■ Problem to work on
Reproduce the data without changes, starting at its first line and stopping after the line that contains "legend-label: Índice de Gini", with that line included.

■ Extracted entries

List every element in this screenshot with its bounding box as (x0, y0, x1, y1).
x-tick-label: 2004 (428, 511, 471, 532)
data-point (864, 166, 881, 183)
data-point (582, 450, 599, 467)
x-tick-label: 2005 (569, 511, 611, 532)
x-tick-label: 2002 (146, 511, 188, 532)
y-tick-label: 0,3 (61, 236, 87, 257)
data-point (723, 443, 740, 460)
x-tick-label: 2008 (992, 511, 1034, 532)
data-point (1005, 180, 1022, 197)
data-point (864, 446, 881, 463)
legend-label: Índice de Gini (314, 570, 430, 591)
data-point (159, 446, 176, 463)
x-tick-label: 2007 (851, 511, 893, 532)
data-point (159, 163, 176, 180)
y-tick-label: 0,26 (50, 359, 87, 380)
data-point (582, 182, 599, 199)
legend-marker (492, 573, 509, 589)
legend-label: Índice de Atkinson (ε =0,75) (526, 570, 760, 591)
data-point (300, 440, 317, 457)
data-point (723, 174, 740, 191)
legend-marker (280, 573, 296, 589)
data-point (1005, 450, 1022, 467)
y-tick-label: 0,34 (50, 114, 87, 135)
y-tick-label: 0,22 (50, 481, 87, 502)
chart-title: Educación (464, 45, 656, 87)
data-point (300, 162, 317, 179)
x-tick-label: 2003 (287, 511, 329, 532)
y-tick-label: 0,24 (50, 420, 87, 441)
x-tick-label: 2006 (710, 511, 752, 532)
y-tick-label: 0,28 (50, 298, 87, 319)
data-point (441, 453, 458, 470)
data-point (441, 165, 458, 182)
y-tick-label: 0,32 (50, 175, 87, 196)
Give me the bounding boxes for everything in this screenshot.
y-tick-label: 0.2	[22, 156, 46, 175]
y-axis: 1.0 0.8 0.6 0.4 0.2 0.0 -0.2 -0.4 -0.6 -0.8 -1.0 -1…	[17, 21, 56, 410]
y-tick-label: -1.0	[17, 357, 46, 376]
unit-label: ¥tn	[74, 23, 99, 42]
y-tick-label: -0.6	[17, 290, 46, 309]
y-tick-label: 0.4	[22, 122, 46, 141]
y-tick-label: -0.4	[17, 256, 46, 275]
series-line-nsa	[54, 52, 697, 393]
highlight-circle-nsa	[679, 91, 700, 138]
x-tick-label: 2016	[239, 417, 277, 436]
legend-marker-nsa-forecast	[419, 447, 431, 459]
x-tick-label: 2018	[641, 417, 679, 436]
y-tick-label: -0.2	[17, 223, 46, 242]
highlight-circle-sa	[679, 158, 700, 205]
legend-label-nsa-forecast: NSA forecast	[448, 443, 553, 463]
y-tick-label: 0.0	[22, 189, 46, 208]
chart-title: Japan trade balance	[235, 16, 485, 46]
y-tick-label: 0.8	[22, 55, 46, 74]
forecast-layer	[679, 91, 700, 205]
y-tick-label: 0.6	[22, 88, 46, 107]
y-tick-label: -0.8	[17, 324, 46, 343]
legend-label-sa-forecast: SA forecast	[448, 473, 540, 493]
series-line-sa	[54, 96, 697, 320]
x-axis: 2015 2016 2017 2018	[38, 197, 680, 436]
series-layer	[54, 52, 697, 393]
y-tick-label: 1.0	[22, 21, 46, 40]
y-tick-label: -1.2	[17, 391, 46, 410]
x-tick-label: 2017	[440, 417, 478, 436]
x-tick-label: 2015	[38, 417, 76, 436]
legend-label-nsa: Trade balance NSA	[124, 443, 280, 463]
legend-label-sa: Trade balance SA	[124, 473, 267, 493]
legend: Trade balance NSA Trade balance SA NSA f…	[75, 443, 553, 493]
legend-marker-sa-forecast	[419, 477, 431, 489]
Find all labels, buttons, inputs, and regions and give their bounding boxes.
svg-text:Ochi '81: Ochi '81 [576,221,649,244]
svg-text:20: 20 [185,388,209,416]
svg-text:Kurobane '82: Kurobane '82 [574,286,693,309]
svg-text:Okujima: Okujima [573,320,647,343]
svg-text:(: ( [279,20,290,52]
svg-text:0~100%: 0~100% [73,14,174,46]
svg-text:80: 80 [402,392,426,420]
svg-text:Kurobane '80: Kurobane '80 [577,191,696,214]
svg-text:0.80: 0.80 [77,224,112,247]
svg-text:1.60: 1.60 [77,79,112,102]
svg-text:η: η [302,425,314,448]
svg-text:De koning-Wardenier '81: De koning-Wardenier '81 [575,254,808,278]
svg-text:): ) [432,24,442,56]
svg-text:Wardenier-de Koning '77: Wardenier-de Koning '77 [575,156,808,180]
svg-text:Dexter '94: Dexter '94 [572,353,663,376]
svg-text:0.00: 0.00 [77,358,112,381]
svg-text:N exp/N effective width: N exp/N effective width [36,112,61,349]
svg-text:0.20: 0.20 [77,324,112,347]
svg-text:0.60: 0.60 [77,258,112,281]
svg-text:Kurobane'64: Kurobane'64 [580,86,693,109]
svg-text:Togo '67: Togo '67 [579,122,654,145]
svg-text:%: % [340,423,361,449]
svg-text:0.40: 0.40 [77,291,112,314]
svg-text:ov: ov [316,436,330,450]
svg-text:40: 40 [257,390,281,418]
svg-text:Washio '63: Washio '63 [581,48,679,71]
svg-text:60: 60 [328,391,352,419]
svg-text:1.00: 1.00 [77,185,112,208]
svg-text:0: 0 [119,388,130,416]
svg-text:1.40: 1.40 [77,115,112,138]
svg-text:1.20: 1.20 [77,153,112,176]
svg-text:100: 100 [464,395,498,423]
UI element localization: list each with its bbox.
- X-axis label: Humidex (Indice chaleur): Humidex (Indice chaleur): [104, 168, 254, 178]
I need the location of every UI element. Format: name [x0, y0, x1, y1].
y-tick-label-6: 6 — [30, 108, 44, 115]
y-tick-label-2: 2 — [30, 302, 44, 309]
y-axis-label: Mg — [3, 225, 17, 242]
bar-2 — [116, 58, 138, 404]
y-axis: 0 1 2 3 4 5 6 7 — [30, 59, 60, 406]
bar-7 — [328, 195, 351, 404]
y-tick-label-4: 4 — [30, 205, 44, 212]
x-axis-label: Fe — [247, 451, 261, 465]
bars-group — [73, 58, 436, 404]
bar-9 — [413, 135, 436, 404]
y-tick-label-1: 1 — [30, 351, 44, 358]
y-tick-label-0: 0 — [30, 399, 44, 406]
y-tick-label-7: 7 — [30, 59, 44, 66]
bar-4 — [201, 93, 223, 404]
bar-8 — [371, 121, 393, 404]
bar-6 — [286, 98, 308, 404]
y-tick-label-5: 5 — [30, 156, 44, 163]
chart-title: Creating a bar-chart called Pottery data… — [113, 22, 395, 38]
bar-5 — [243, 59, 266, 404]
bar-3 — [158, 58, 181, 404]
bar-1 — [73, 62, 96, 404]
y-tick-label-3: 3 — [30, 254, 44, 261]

■ Correct response
List every element in this screenshot with its bounding box as (x0, y0, x1, y1).
x-tick-label: 2004 (428, 511, 471, 532)
data-point (864, 166, 881, 183)
data-point (582, 450, 599, 467)
x-tick-label: 2005 (569, 511, 611, 532)
x-tick-label: 2002 (146, 511, 188, 532)
y-tick-label: 0,3 (61, 236, 87, 257)
data-point (723, 443, 740, 460)
x-tick-label: 2008 (992, 511, 1034, 532)
data-point (1005, 180, 1022, 197)
data-point (864, 446, 881, 463)
legend-label: Índice de Gini (314, 570, 430, 591)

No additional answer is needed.